*What to work on:*
Return the records word for word. Any pictures in them are not part of the copy.

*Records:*
*-*-*

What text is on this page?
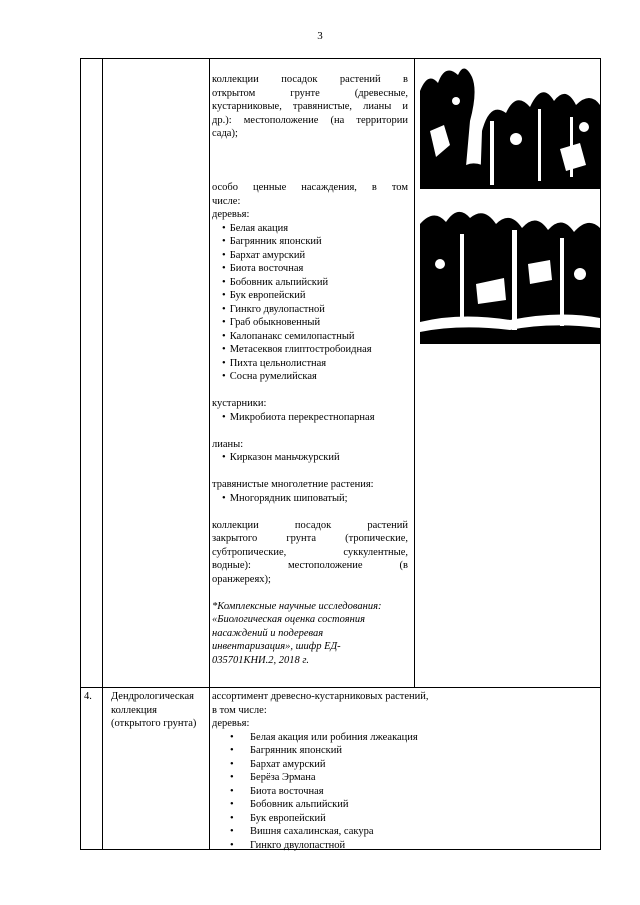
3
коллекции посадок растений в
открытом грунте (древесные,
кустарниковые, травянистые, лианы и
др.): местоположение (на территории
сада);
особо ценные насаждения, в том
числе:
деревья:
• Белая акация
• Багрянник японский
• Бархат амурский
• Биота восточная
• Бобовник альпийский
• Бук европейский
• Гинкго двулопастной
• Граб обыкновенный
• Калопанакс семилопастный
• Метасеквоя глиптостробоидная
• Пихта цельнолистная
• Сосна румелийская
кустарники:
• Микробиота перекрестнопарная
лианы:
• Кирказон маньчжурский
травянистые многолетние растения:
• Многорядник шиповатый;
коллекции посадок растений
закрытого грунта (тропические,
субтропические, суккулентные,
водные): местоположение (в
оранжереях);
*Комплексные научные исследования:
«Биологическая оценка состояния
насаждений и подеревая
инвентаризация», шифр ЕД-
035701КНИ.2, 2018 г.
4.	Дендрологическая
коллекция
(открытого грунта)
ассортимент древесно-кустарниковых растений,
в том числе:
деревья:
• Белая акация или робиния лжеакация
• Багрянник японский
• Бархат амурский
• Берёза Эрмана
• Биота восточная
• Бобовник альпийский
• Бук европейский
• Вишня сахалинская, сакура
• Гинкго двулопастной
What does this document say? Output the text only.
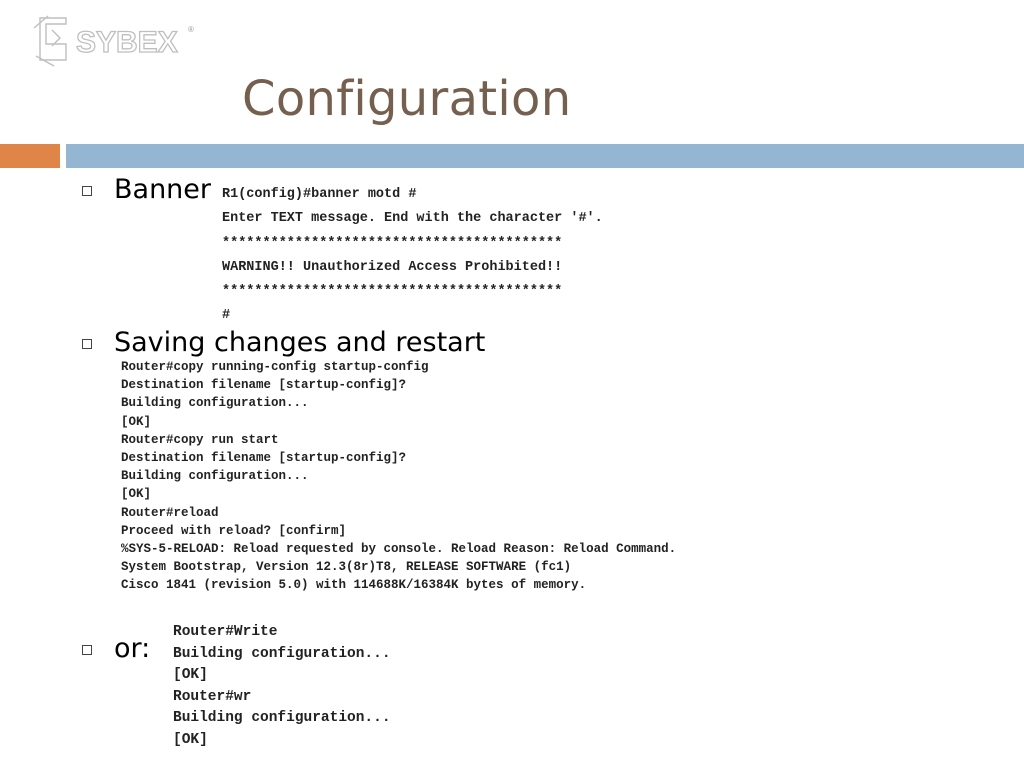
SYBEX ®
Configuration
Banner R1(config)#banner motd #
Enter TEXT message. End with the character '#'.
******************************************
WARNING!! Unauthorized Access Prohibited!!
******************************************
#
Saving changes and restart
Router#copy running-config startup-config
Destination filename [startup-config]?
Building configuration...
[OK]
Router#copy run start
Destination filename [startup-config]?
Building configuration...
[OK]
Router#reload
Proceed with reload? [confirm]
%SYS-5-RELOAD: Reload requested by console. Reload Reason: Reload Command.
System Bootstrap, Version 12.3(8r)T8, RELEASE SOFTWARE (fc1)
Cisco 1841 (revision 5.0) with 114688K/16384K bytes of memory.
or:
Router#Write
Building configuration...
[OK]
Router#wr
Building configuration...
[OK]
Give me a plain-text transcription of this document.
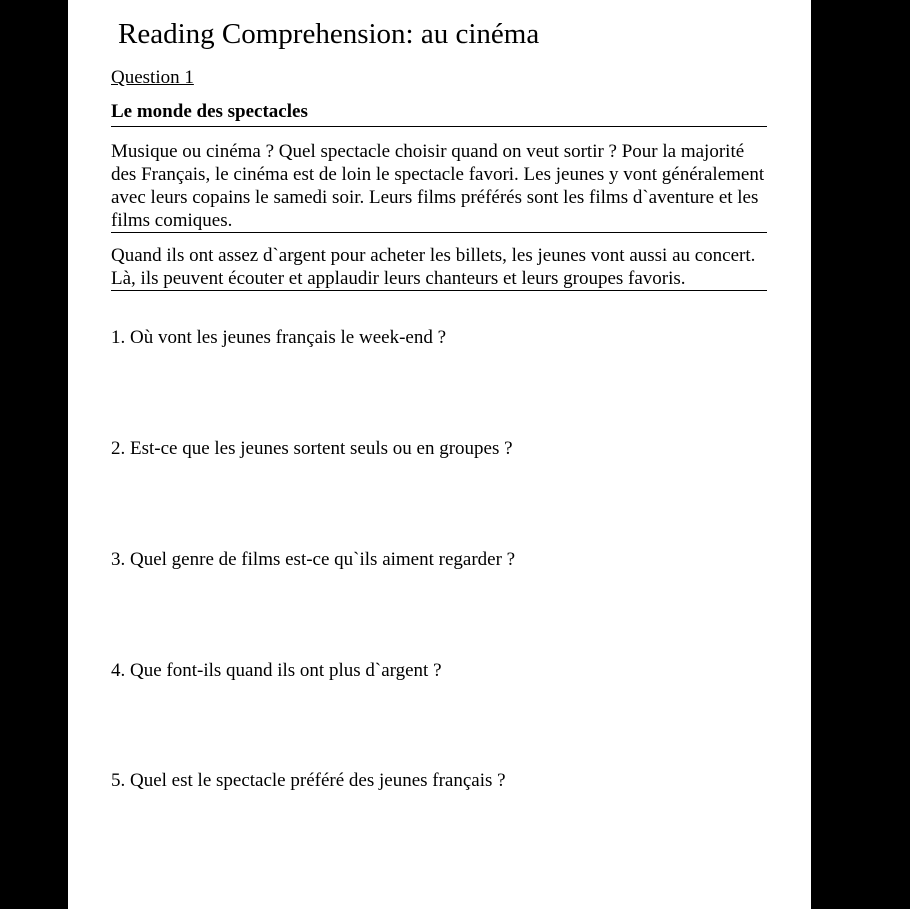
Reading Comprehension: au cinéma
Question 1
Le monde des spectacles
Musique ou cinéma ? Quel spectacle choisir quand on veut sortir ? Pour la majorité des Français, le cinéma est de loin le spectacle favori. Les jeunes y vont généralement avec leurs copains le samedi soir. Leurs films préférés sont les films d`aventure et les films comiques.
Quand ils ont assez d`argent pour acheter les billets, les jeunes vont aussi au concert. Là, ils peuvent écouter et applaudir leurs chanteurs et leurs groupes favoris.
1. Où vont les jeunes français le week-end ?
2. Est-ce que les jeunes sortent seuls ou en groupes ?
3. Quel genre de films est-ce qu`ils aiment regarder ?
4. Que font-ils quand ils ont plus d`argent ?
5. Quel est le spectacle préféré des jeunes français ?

*-*-*

*Worked answer:*
What text is on this page?
3
коллекции посадок растений в
открытом грунте (древесные,
кустарниковые, травянистые, лианы и
др.): местоположение (на территории
сада);
особо ценные насаждения, в том
числе:
деревья:
• Белая акация
• Багрянник японский
• Бархат амурский
• Биота восточная
• Бобовник альпийский
• Бук европейский
• Гинкго двулопастной
• Граб обыкновенный
• Калопанакс семилопастный
• Метасеквоя глиптостробоидная
• Пихта цельнолистная
• Сосна румелийская
кустарники:
• Микробиота перекрестнопарная
лианы:
• Кирказон маньчжурский
травянистые многолетние растения:
• Многорядник шиповатый;
коллекции посадок растений
закрытого грунта (тропические,
субтропические, суккулентные,
водные): местоположение (в
оранжереях);
*Комплексные научные исследования:
«Биологическая оценка состояния
насаждений и подеревая
инвентаризация», шифр ЕД-
035701КНИ.2, 2018 г.
4.	Дендрологическая
коллекция
(открытого грунта)
ассортимент древесно-кустарниковых растений,
в том числе:
деревья:
• Белая акация или робиния лжеакация
• Багрянник японский
• Бархат амурский
• Берёза Эрмана
• Биота восточная
• Бобовник альпийский
• Бук европейский
• Вишня сахалинская, сакура
• Гинкго двулопастной
What does this document say? Output the text only.
SYBEX ®
Configuration
Banner R1(config)#banner motd #
Enter TEXT message. End with the character '#'.
******************************************
WARNING!! Unauthorized Access Prohibited!!
******************************************
#
Saving changes and restart
Router#copy running-config startup-config
Destination filename [startup-config]?
Building configuration...
[OK]
Router#copy run start
Destination filename [startup-config]?
Building configuration...
[OK]
Router#reload
Proceed with reload? [confirm]
%SYS-5-RELOAD: Reload requested by console. Reload Reason: Reload Command.
System Bootstrap, Version 12.3(8r)T8, RELEASE SOFTWARE (fc1)
Cisco 1841 (revision 5.0) with 114688K/16384K bytes of memory.
or:
Router#Write
Building configuration...
[OK]
Router#wr
Building configuration...
[OK]
Give me a plain-text transcription of this document.
Reading Comprehension: au cinéma
Question 1
Le monde des spectacles
Musique ou cinéma ? Quel spectacle choisir quand on veut sortir ? Pour la majorité des Français, le cinéma est de loin le spectacle favori. Les jeunes y vont généralement avec leurs copains le samedi soir. Leurs films préférés sont les films d`aventure et les films comiques.
Quand ils ont assez d`argent pour acheter les billets, les jeunes vont aussi au concert. Là, ils peuvent écouter et applaudir leurs chanteurs et leurs groupes favoris.
1. Où vont les jeunes français le week-end ?
2. Est-ce que les jeunes sortent seuls ou en groupes ?
3. Quel genre de films est-ce qu`ils aiment regarder ?
4. Que font-ils quand ils ont plus d`argent ?
5. Quel est le spectacle préféré des jeunes français ?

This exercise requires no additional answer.